_REQUIREMENTS_:
Return all of the entries word for word, but omit the pictures they contain.

======== AVAILABLE DATA

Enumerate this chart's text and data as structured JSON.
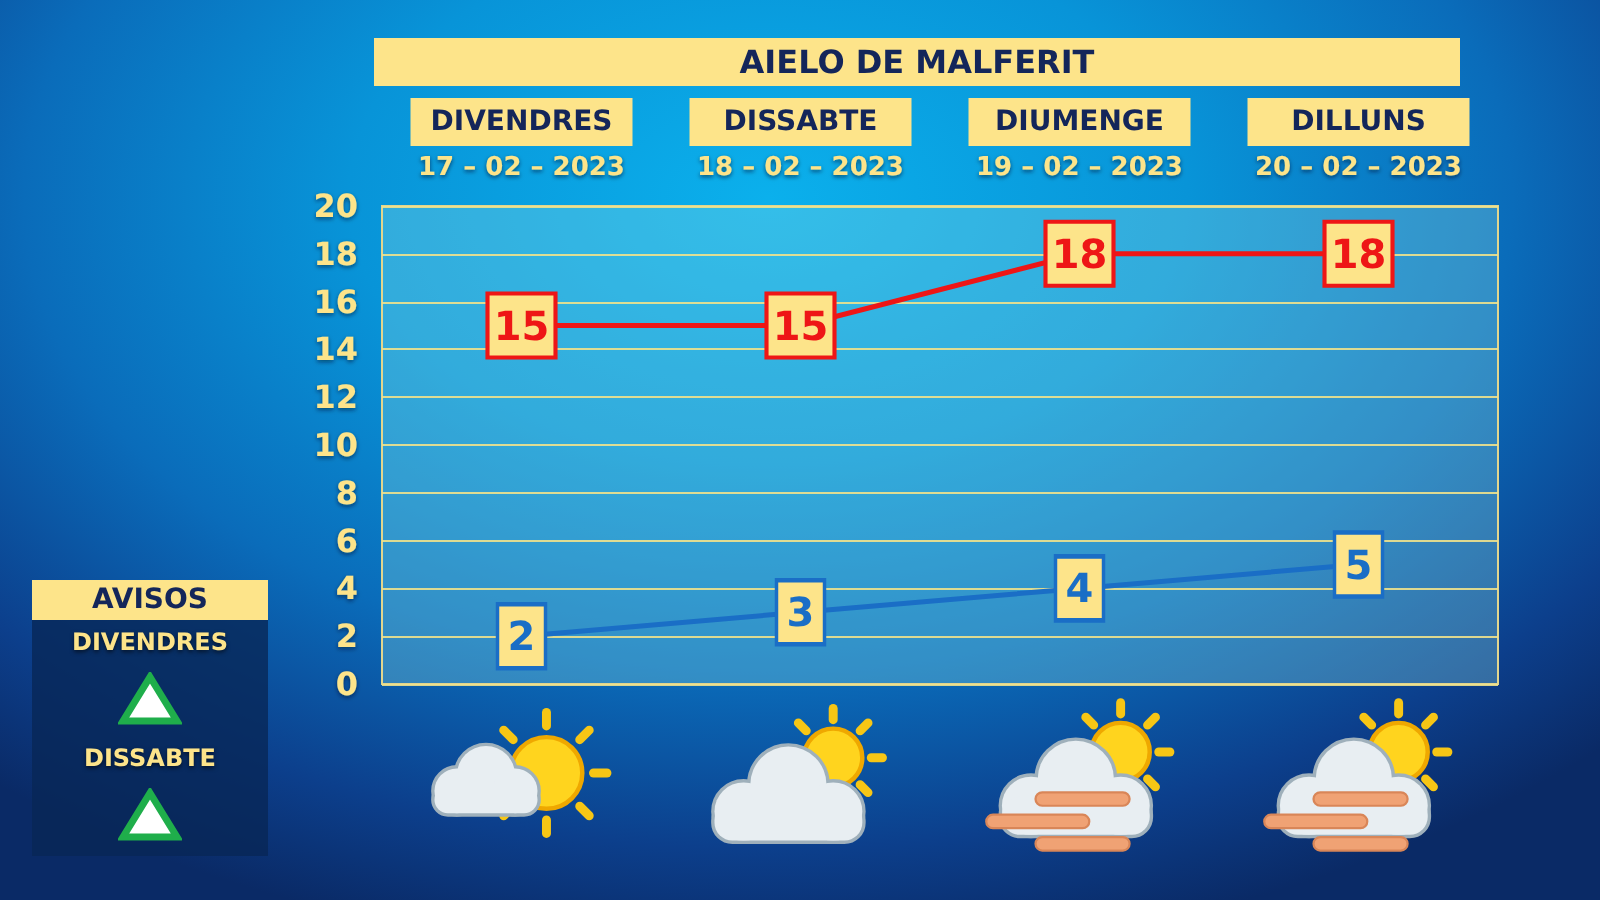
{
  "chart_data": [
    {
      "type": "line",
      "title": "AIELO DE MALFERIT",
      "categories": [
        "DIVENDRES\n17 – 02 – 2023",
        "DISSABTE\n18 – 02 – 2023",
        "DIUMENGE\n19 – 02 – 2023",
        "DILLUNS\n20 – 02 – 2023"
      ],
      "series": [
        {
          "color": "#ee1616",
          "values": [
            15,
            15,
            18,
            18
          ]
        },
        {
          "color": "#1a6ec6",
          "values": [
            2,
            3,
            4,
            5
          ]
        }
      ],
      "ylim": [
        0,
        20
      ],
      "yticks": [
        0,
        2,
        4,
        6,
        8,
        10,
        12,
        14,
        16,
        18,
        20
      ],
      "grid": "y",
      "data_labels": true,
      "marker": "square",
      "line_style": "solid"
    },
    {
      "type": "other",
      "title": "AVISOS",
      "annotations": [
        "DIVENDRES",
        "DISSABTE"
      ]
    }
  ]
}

================

_SOLUTION TO THIS TASK_:
Enumerate this chart's text and data as structured JSON.
{
  "chart_data": [
    {
      "type": "line",
      "title": "AIELO DE MALFERIT",
      "categories": [
        "DIVENDRES\n17 – 02 – 2023",
        "DISSABTE\n18 – 02 – 2023",
        "DIUMENGE\n19 – 02 – 2023",
        "DILLUNS\n20 – 02 – 2023"
      ],
      "series": [
        {
          "color": "#ee1616",
          "values": [
            15,
            15,
            18,
            18
          ]
        },
        {
          "color": "#1a6ec6",
          "values": [
            2,
            3,
            4,
            5
          ]
        }
      ],
      "ylim": [
        0,
        20
      ],
      "yticks": [
        0,
        2,
        4,
        6,
        8,
        10,
        12,
        14,
        16,
        18,
        20
      ],
      "grid": "y",
      "data_labels": true,
      "marker": "square",
      "line_style": "solid"
    },
    {
      "type": "other",
      "title": "AVISOS",
      "annotations": [
        "DIVENDRES",
        "DISSABTE"
      ]
    }
  ]
}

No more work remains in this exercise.